<<<<

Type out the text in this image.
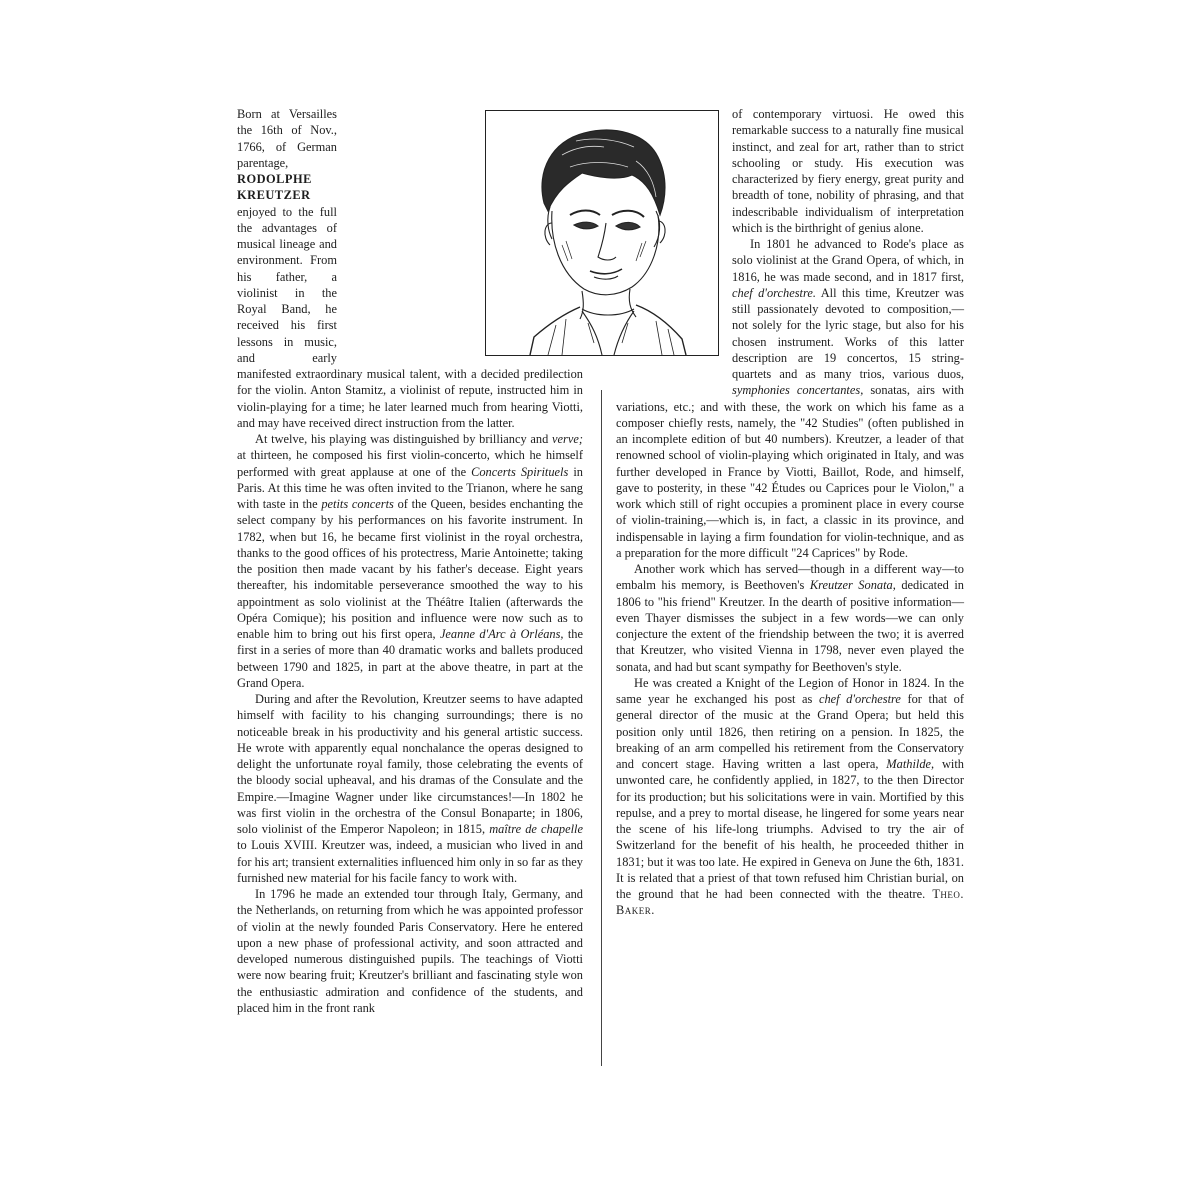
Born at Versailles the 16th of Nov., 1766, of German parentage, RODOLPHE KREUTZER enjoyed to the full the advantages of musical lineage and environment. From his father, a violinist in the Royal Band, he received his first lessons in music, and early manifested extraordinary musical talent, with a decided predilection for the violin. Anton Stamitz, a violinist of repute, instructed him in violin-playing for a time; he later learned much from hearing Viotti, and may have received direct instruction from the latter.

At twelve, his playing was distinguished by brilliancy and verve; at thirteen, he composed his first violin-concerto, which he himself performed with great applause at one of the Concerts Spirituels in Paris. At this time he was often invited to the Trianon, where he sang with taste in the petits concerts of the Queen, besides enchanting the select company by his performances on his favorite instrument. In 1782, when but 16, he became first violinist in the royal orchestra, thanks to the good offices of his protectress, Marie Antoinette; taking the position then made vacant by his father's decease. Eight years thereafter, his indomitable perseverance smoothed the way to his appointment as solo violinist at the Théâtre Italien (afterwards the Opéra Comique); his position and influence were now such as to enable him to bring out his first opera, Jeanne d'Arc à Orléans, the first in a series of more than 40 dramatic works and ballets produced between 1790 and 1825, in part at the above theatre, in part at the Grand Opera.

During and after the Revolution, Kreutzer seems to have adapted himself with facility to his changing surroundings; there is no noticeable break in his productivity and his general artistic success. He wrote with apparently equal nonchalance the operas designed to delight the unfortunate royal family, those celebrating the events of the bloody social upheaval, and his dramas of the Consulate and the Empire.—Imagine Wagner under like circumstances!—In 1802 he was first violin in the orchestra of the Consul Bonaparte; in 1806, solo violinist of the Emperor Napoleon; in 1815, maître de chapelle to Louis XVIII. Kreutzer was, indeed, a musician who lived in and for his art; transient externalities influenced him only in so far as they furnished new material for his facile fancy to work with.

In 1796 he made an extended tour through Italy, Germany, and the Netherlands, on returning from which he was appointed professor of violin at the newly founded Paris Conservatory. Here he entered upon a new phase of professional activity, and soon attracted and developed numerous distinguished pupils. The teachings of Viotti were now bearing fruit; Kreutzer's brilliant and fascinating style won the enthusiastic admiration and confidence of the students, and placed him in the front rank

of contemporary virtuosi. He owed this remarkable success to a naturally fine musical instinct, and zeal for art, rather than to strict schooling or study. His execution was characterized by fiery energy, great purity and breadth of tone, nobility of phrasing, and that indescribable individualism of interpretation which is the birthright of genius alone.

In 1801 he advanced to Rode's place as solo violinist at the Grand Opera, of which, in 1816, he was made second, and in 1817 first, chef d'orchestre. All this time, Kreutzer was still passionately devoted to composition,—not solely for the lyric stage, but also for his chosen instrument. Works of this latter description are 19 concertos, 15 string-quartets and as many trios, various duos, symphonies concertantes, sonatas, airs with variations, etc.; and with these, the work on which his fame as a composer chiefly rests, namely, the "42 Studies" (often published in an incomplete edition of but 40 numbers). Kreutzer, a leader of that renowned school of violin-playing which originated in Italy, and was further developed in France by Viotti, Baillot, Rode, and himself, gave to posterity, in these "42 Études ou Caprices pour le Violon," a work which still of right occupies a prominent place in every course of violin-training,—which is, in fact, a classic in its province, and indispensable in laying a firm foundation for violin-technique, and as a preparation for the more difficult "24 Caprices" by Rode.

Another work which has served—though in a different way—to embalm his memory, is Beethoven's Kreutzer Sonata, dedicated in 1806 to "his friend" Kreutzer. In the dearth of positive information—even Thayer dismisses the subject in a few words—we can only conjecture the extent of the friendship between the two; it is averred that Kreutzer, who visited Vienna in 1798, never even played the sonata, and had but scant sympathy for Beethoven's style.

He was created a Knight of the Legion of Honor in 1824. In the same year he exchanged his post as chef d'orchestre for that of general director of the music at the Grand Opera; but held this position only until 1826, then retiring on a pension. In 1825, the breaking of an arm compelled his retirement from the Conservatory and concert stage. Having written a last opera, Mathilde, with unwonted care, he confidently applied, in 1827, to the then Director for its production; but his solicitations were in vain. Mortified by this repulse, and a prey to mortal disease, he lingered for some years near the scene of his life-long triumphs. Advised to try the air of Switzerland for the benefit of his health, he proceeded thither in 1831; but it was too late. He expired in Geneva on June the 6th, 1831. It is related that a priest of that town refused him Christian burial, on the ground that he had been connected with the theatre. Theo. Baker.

>>>>

### Aim of the task
Print the entries above exactly, taking out only the pictures.

### Solution below
Type out the text in this image.
Born at Versailles the 16th of Nov., 1766, of German parentage, RODOLPHE KREUTZER enjoyed to the full the advantages of musical lineage and environment. From his father, a violinist in the Royal Band, he received his first lessons in music, and early manifested extraordinary musical talent, with a decided predilection for the violin. Anton Stamitz, a violinist of repute, instructed him in violin-playing for a time; he later learned much from hearing Viotti, and may have received direct instruction from the latter.

At twelve, his playing was distinguished by brilliancy and verve; at thirteen, he composed his first violin-concerto, which he himself performed with great applause at one of the Concerts Spirituels in Paris. At this time he was often invited to the Trianon, where he sang with taste in the petits concerts of the Queen, besides enchanting the select company by his performances on his favorite instrument. In 1782, when but 16, he became first violinist in the royal orchestra, thanks to the good offices of his protectress, Marie Antoinette; taking the position then made vacant by his father's decease. Eight years thereafter, his indomitable perseverance smoothed the way to his appointment as solo violinist at the Théâtre Italien (afterwards the Opéra Comique); his position and influence were now such as to enable him to bring out his first opera, Jeanne d'Arc à Orléans, the first in a series of more than 40 dramatic works and ballets produced between 1790 and 1825, in part at the above theatre, in part at the Grand Opera.

During and after the Revolution, Kreutzer seems to have adapted himself with facility to his changing surroundings; there is no noticeable break in his productivity and his general artistic success. He wrote with apparently equal nonchalance the operas designed to delight the unfortunate royal family, those celebrating the events of the bloody social upheaval, and his dramas of the Consulate and the Empire.—Imagine Wagner under like circumstances!—In 1802 he was first violin in the orchestra of the Consul Bonaparte; in 1806, solo violinist of the Emperor Napoleon; in 1815, maître de chapelle to Louis XVIII. Kreutzer was, indeed, a musician who lived in and for his art; transient externalities influenced him only in so far as they furnished new material for his facile fancy to work with.

In 1796 he made an extended tour through Italy, Germany, and the Netherlands, on returning from which he was appointed professor of violin at the newly founded Paris Conservatory. Here he entered upon a new phase of professional activity, and soon attracted and developed numerous distinguished pupils. The teachings of Viotti were now bearing fruit; Kreutzer's brilliant and fascinating style won the enthusiastic admiration and confidence of the students, and placed him in the front rank

of contemporary virtuosi. He owed this remarkable success to a naturally fine musical instinct, and zeal for art, rather than to strict schooling or study. His execution was characterized by fiery energy, great purity and breadth of tone, nobility of phrasing, and that indescribable individualism of interpretation which is the birthright of genius alone.

In 1801 he advanced to Rode's place as solo violinist at the Grand Opera, of which, in 1816, he was made second, and in 1817 first, chef d'orchestre. All this time, Kreutzer was still passionately devoted to composition,—not solely for the lyric stage, but also for his chosen instrument. Works of this latter description are 19 concertos, 15 string-quartets and as many trios, various duos, symphonies concertantes, sonatas, airs with variations, etc.; and with these, the work on which his fame as a composer chiefly rests, namely, the "42 Studies" (often published in an incomplete edition of but 40 numbers). Kreutzer, a leader of that renowned school of violin-playing which originated in Italy, and was further developed in France by Viotti, Baillot, Rode, and himself, gave to posterity, in these "42 Études ou Caprices pour le Violon," a work which still of right occupies a prominent place in every course of violin-training,—which is, in fact, a classic in its province, and indispensable in laying a firm foundation for violin-technique, and as a preparation for the more difficult "24 Caprices" by Rode.

Another work which has served—though in a different way—to embalm his memory, is Beethoven's Kreutzer Sonata, dedicated in 1806 to "his friend" Kreutzer. In the dearth of positive information—even Thayer dismisses the subject in a few words—we can only conjecture the extent of the friendship between the two; it is averred that Kreutzer, who visited Vienna in 1798, never even played the sonata, and had but scant sympathy for Beethoven's style.

He was created a Knight of the Legion of Honor in 1824. In the same year he exchanged his post as chef d'orchestre for that of general director of the music at the Grand Opera; but held this position only until 1826, then retiring on a pension. In 1825, the breaking of an arm compelled his retirement from the Conservatory and concert stage. Having written a last opera, Mathilde, with unwonted care, he confidently applied, in 1827, to the then Director for its production; but his solicitations were in vain. Mortified by this repulse, and a prey to mortal disease, he lingered for some years near the scene of his life-long triumphs. Advised to try the air of Switzerland for the benefit of his health, he proceeded thither in 1831; but it was too late. He expired in Geneva on June the 6th, 1831. It is related that a priest of that town refused him Christian burial, on the ground that he had been connected with the theatre. Theo. Baker.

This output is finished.